What needs to be done >> Make an exact copy of the records below, excluding images.

Material shown >>
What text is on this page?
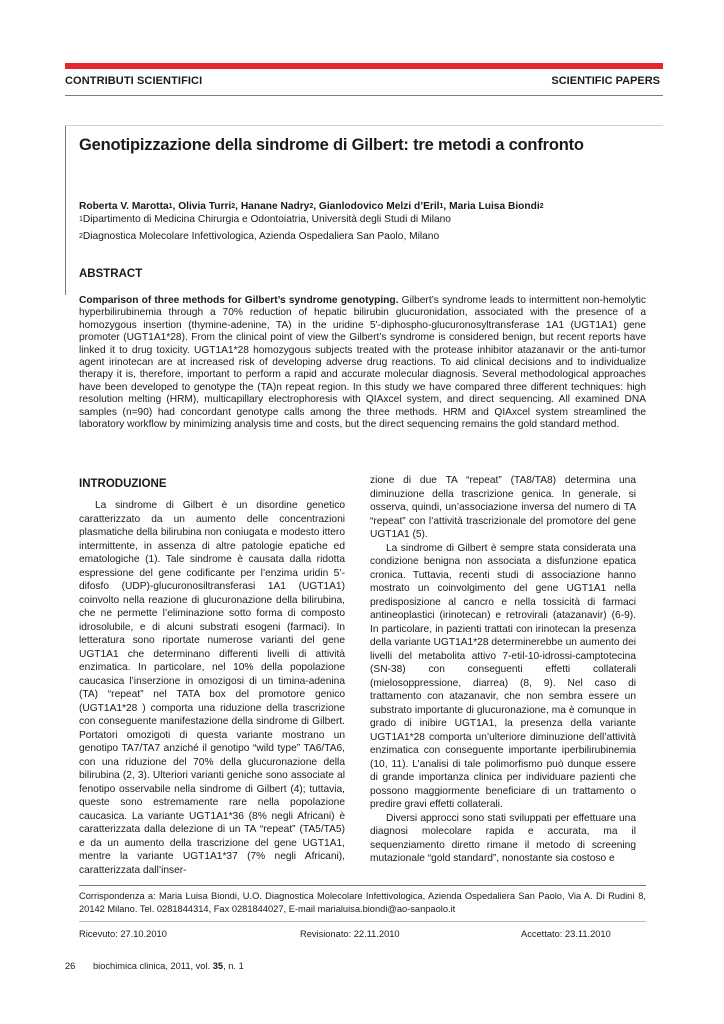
CONTRIBUTI SCIENTIFICI	SCIENTIFIC PAPERS
Genotipizzazione della sindrome di Gilbert: tre metodi a confronto
Roberta V. Marotta$^1$, Olivia Turri$^2$, Hanane Nadry$^2$, Gianlodovico Melzi d’Eril$^1$, Maria Luisa Biondi$^2$
$^1$Dipartimento di Medicina Chirurgia e Odontoiatria, Università degli Studi di Milano
$^2$Diagnostica Molecolare Infettivologica, Azienda Ospedaliera San Paolo, Milano
ABSTRACT
Comparison of three methods for Gilbert’s syndrome genotyping. Gilbert’s syndrome leads to intermittent non-hemolytic hyperbilirubinemia through a 70% reduction of hepatic bilirubin glucuronidation, associated with the presence of a homozygous insertion (thymine-adenine, TA) in the uridine 5'-diphospho-glucuronosyltransferase 1A1 (UGT1A1) gene promoter (UGT1A1*28). From the clinical point of view the Gilbert’s syndrome is considered benign, but recent reports have linked it to drug toxicity. UGT1A1*28 homozygous subjects treated with the protease inhibitor atazanavir or the anti-tumor agent irinotecan are at increased risk of developing adverse drug reactions. To aid clinical decisions and to individualize therapy it is, therefore, important to perform a rapid and accurate molecular diagnosis. Several methodological approaches have been developed to genotype the (TA)n repeat region. In this study we have compared three different techniques: high resolution melting (HRM), multicapillary electrophoresis with QIAxcel system, and direct sequencing. All examined DNA samples (n=90) had concordant genotype calls among the three methods. HRM and QIAxcel system streamlined the laboratory workflow by minimizing analysis time and costs, but the direct sequencing remains the gold standard method.
INTRODUZIONE

La sindrome di Gilbert è un disordine genetico caratterizzato da un aumento delle concentrazioni plasmatiche della bilirubina non coniugata e modesto ittero intermittente, in assenza di altre patologie epatiche ed ematologiche (1). Tale sindrome è causata dalla ridotta espressione del gene codificante per l’enzima uridin 5’-difosfo (UDP)-glucuronosiltransferasi 1A1 (UGT1A1) coinvolto nella reazione di glucuronazione della bilirubina, che ne permette l’eliminazione sotto forma di composto idrosolubile, e di alcuni substrati esogeni (farmaci). In letteratura sono riportate numerose varianti del gene UGT1A1 che determinano differenti livelli di attività enzimatica. In particolare, nel 10% della popolazione caucasica l’inserzione in omozigosi di un timina-adenina (TA) “repeat” nel TATA box del promotore genico (UGT1A1*28 ) comporta una riduzione della trascrizione con conseguente manifestazione della sindrome di Gilbert. Portatori omozigoti di questa variante mostrano un genotipo TA7/TA7 anziché il genotipo “wild type” TA6/TA6, con una riduzione del 70% della glucuronazione della bilirubina (2, 3). Ulteriori varianti geniche sono associate al fenotipo osservabile nella sindrome di Gilbert (4); tuttavia, queste sono estremamente rare nella popolazione caucasica. La variante UGT1A1*36 (8% negli Africani) è caratterizzata dalla delezione di un TA “repeat” (TA5/TA5) e da un aumento della trascrizione del gene UGT1A1, mentre la variante UGT1A1*37 (7% negli Africani), caratterizzata dall’inser-

zione di due TA “repeat” (TA8/TA8) determina una diminuzione della trascrizione genica. In generale, si osserva, quindi, un’associazione inversa del numero di TA “repeat” con l’attività trascrizionale del promotore del gene UGT1A1 (5).

La sindrome di Gilbert è sempre stata considerata una condizione benigna non associata a disfunzione epatica cronica. Tuttavia, recenti studi di associazione hanno mostrato un coinvolgimento del gene UGT1A1 nella predisposizione al cancro e nella tossicità di farmaci antineoplastici (irinotecan) e retrovirali (atazanavir) (6-9). In particolare, in pazienti trattati con irinotecan la presenza della variante UGT1A1*28 determinerebbe un aumento dei livelli del metabolita attivo 7-etil-10-idrossi-camptotecina (SN-38) con conseguenti effetti collaterali (mielosoppressione, diarrea) (8, 9). Nel caso di trattamento con atazanavir, che non sembra essere un substrato importante di glucuronazione, ma è comunque in grado di inibire UGT1A1, la presenza della variante UGT1A1*28 comporta un’ulteriore diminuzione dell’attività enzimatica con conseguente importante iperbilirubinemia (10, 11). L’analisi di tale polimorfismo può dunque essere di grande importanza clinica per individuare pazienti che possono maggiormente beneficiare di un trattamento o predire gravi effetti collaterali.

Diversi approcci sono stati sviluppati per effettuare una diagnosi molecolare rapida e accurata, ma il sequenziamento diretto rimane il metodo di screening mutazionale “gold standard”, nonostante sia costoso e

Corrispondenza a: Maria Luisa Biondi, U.O. Diagnostica Molecolare Infettivologica, Azienda Ospedaliera San Paolo, Via A. Di Rudinì 8, 20142 Milano. Tel. 0281844314, Fax 0281844027, E-mail marialuisa.biondi@ao-sanpaolo.it
Ricevuto: 27.10.2010	Revisionato: 22.11.2010	Accettato: 23.11.2010
26 biochimica clinica, 2011, vol. 35, n. 1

Your response >>
What text is on this page?
CONTRIBUTI SCIENTIFICI	SCIENTIFIC PAPERS
Genotipizzazione della sindrome di Gilbert: tre metodi a confronto
Roberta V. Marotta$^1$, Olivia Turri$^2$, Hanane Nadry$^2$, Gianlodovico Melzi d’Eril$^1$, Maria Luisa Biondi$^2$
$^1$Dipartimento di Medicina Chirurgia e Odontoiatria, Università degli Studi di Milano
$^2$Diagnostica Molecolare Infettivologica, Azienda Ospedaliera San Paolo, Milano
ABSTRACT
Comparison of three methods for Gilbert’s syndrome genotyping. Gilbert’s syndrome leads to intermittent non-hemolytic hyperbilirubinemia through a 70% reduction of hepatic bilirubin glucuronidation, associated with the presence of a homozygous insertion (thymine-adenine, TA) in the uridine 5'-diphospho-glucuronosyltransferase 1A1 (UGT1A1) gene promoter (UGT1A1*28). From the clinical point of view the Gilbert’s syndrome is considered benign, but recent reports have linked it to drug toxicity. UGT1A1*28 homozygous subjects treated with the protease inhibitor atazanavir or the anti-tumor agent irinotecan are at increased risk of developing adverse drug reactions. To aid clinical decisions and to individualize therapy it is, therefore, important to perform a rapid and accurate molecular diagnosis. Several methodological approaches have been developed to genotype the (TA)n repeat region. In this study we have compared three different techniques: high resolution melting (HRM), multicapillary electrophoresis with QIAxcel system, and direct sequencing. All examined DNA samples (n=90) had concordant genotype calls among the three methods. HRM and QIAxcel system streamlined the laboratory workflow by minimizing analysis time and costs, but the direct sequencing remains the gold standard method.
INTRODUZIONE

La sindrome di Gilbert è un disordine genetico caratterizzato da un aumento delle concentrazioni plasmatiche della bilirubina non coniugata e modesto ittero intermittente, in assenza di altre patologie epatiche ed ematologiche (1). Tale sindrome è causata dalla ridotta espressione del gene codificante per l’enzima uridin 5’-difosfo (UDP)-glucuronosiltransferasi 1A1 (UGT1A1) coinvolto nella reazione di glucuronazione della bilirubina, che ne permette l’eliminazione sotto forma di composto idrosolubile, e di alcuni substrati esogeni (farmaci). In letteratura sono riportate numerose varianti del gene UGT1A1 che determinano differenti livelli di attività enzimatica. In particolare, nel 10% della popolazione caucasica l’inserzione in omozigosi di un timina-adenina (TA) “repeat” nel TATA box del promotore genico (UGT1A1*28 ) comporta una riduzione della trascrizione con conseguente manifestazione della sindrome di Gilbert. Portatori omozigoti di questa variante mostrano un genotipo TA7/TA7 anziché il genotipo “wild type” TA6/TA6, con una riduzione del 70% della glucuronazione della bilirubina (2, 3). Ulteriori varianti geniche sono associate al fenotipo osservabile nella sindrome di Gilbert (4); tuttavia, queste sono estremamente rare nella popolazione caucasica. La variante UGT1A1*36 (8% negli Africani) è caratterizzata dalla delezione di un TA “repeat” (TA5/TA5) e da un aumento della trascrizione del gene UGT1A1, mentre la variante UGT1A1*37 (7% negli Africani), caratterizzata dall’inser-

zione di due TA “repeat” (TA8/TA8) determina una diminuzione della trascrizione genica. In generale, si osserva, quindi, un’associazione inversa del numero di TA “repeat” con l’attività trascrizionale del promotore del gene UGT1A1 (5).

La sindrome di Gilbert è sempre stata considerata una condizione benigna non associata a disfunzione epatica cronica. Tuttavia, recenti studi di associazione hanno mostrato un coinvolgimento del gene UGT1A1 nella predisposizione al cancro e nella tossicità di farmaci antineoplastici (irinotecan) e retrovirali (atazanavir) (6-9). In particolare, in pazienti trattati con irinotecan la presenza della variante UGT1A1*28 determinerebbe un aumento dei livelli del metabolita attivo 7-etil-10-idrossi-camptotecina (SN-38) con conseguenti effetti collaterali (mielosoppressione, diarrea) (8, 9). Nel caso di trattamento con atazanavir, che non sembra essere un substrato importante di glucuronazione, ma è comunque in grado di inibire UGT1A1, la presenza della variante UGT1A1*28 comporta un’ulteriore diminuzione dell’attività enzimatica con conseguente importante iperbilirubinemia (10, 11). L’analisi di tale polimorfismo può dunque essere di grande importanza clinica per individuare pazienti che possono maggiormente beneficiare di un trattamento o predire gravi effetti collaterali.

Diversi approcci sono stati sviluppati per effettuare una diagnosi molecolare rapida e accurata, ma il sequenziamento diretto rimane il metodo di screening mutazionale “gold standard”, nonostante sia costoso e

Corrispondenza a: Maria Luisa Biondi, U.O. Diagnostica Molecolare Infettivologica, Azienda Ospedaliera San Paolo, Via A. Di Rudinì 8, 20142 Milano. Tel. 0281844314, Fax 0281844027, E-mail marialuisa.biondi@ao-sanpaolo.it
Ricevuto: 27.10.2010	Revisionato: 22.11.2010	Accettato: 23.11.2010
26 biochimica clinica, 2011, vol. 35, n. 1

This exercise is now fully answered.